**** Raw data ****

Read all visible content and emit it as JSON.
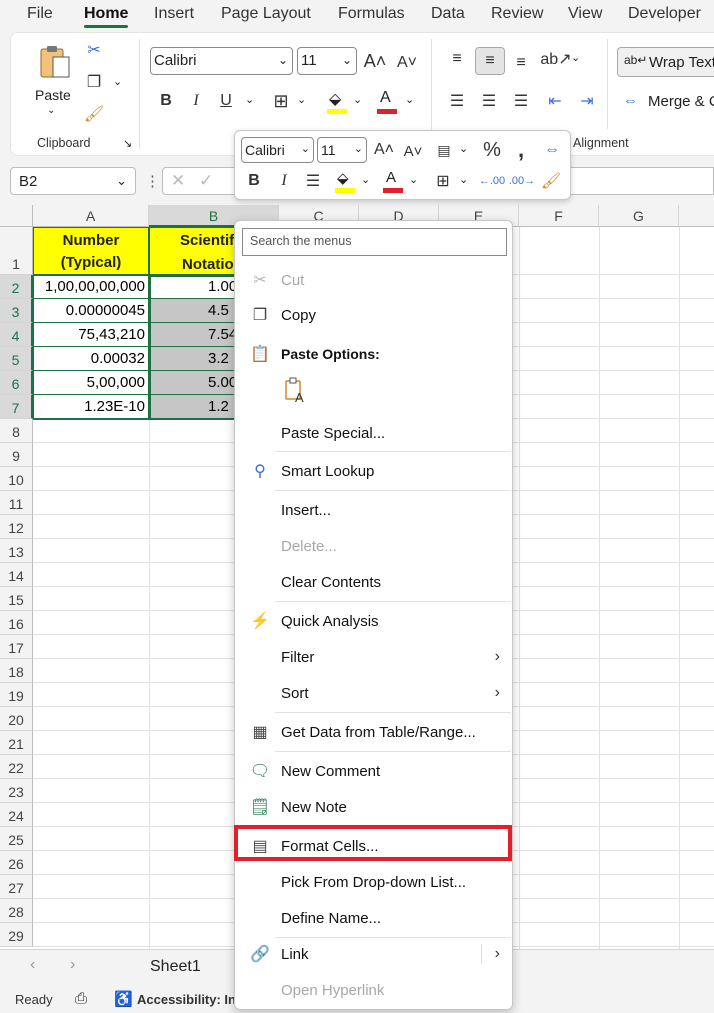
{
  "menubar": {
    "tabs": [
      "File",
      "Home",
      "Insert",
      "Page Layout",
      "Formulas",
      "Data",
      "Review",
      "View",
      "Developer"
    ],
    "active": "Home"
  },
  "ribbon": {
    "clipboard": {
      "paste_label": "Paste",
      "group_label": "Clipboard"
    },
    "font": {
      "name": "Calibri",
      "size": "11"
    },
    "alignment": {
      "wrap_text": "Wrap Text",
      "merge": "Merge & C",
      "group_label": "Alignment"
    }
  },
  "formula_bar": {
    "name_box": "B2"
  },
  "minibar": {
    "font": "Calibri",
    "size": "11"
  },
  "grid": {
    "columns": [
      "A",
      "B",
      "C",
      "D",
      "E",
      "F",
      "G"
    ],
    "rows": [
      "1",
      "2",
      "3",
      "4",
      "5",
      "6",
      "7",
      "8",
      "9",
      "10",
      "11",
      "12",
      "13",
      "14",
      "15",
      "16",
      "17",
      "18",
      "19",
      "20",
      "21",
      "22",
      "23",
      "24",
      "25",
      "26",
      "27",
      "28",
      "29"
    ],
    "header_a_line1": "Number",
    "header_a_line2": "(Typical)",
    "header_b_line1": "Scientif",
    "header_b_line2": "Notatio",
    "col_a": [
      "1,00,00,00,000",
      "0.00000045",
      "75,43,210",
      "0.00032",
      "5,00,000",
      "1.23E-10"
    ],
    "col_b": [
      "1.00",
      "4.5",
      "7.54",
      "3.2",
      "5.00",
      "1.2"
    ]
  },
  "context_menu": {
    "search_placeholder": "Search the menus",
    "cut": "Cut",
    "copy": "Copy",
    "paste_options": "Paste Options:",
    "paste_special": "Paste Special...",
    "smart_lookup": "Smart Lookup",
    "insert": "Insert...",
    "delete": "Delete...",
    "clear_contents": "Clear Contents",
    "quick_analysis": "Quick Analysis",
    "filter": "Filter",
    "sort": "Sort",
    "get_data": "Get Data from Table/Range...",
    "new_comment": "New Comment",
    "new_note": "New Note",
    "format_cells": "Format Cells...",
    "pick_dropdown": "Pick From Drop-down List...",
    "define_name": "Define Name...",
    "link": "Link",
    "open_hyperlink": "Open Hyperlink"
  },
  "sheet_tabs": {
    "sheet1": "Sheet1"
  },
  "status": {
    "ready": "Ready",
    "accessibility": "Accessibility: In"
  },
  "colors": {
    "accent": "#1e7145",
    "header_fill": "#ffff00",
    "selection_fill": "#c6c6c6",
    "highlight": "#e0202c"
  }
}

****

The records above are to be set down exactly as written, with no images.

Read all visible content and emit it as JSON.
{
  "menubar": {
    "tabs": [
      "File",
      "Home",
      "Insert",
      "Page Layout",
      "Formulas",
      "Data",
      "Review",
      "View",
      "Developer"
    ],
    "active": "Home"
  },
  "ribbon": {
    "clipboard": {
      "paste_label": "Paste",
      "group_label": "Clipboard"
    },
    "font": {
      "name": "Calibri",
      "size": "11"
    },
    "alignment": {
      "wrap_text": "Wrap Text",
      "merge": "Merge & C",
      "group_label": "Alignment"
    }
  },
  "formula_bar": {
    "name_box": "B2"
  },
  "minibar": {
    "font": "Calibri",
    "size": "11"
  },
  "grid": {
    "columns": [
      "A",
      "B",
      "C",
      "D",
      "E",
      "F",
      "G"
    ],
    "rows": [
      "1",
      "2",
      "3",
      "4",
      "5",
      "6",
      "7",
      "8",
      "9",
      "10",
      "11",
      "12",
      "13",
      "14",
      "15",
      "16",
      "17",
      "18",
      "19",
      "20",
      "21",
      "22",
      "23",
      "24",
      "25",
      "26",
      "27",
      "28",
      "29"
    ],
    "header_a_line1": "Number",
    "header_a_line2": "(Typical)",
    "header_b_line1": "Scientif",
    "header_b_line2": "Notatio",
    "col_a": [
      "1,00,00,00,000",
      "0.00000045",
      "75,43,210",
      "0.00032",
      "5,00,000",
      "1.23E-10"
    ],
    "col_b": [
      "1.00",
      "4.5",
      "7.54",
      "3.2",
      "5.00",
      "1.2"
    ]
  },
  "context_menu": {
    "search_placeholder": "Search the menus",
    "cut": "Cut",
    "copy": "Copy",
    "paste_options": "Paste Options:",
    "paste_special": "Paste Special...",
    "smart_lookup": "Smart Lookup",
    "insert": "Insert...",
    "delete": "Delete...",
    "clear_contents": "Clear Contents",
    "quick_analysis": "Quick Analysis",
    "filter": "Filter",
    "sort": "Sort",
    "get_data": "Get Data from Table/Range...",
    "new_comment": "New Comment",
    "new_note": "New Note",
    "format_cells": "Format Cells...",
    "pick_dropdown": "Pick From Drop-down List...",
    "define_name": "Define Name...",
    "link": "Link",
    "open_hyperlink": "Open Hyperlink"
  },
  "sheet_tabs": {
    "sheet1": "Sheet1"
  },
  "status": {
    "ready": "Ready",
    "accessibility": "Accessibility: In"
  },
  "colors": {
    "accent": "#1e7145",
    "header_fill": "#ffff00",
    "selection_fill": "#c6c6c6",
    "highlight": "#e0202c"
  }
}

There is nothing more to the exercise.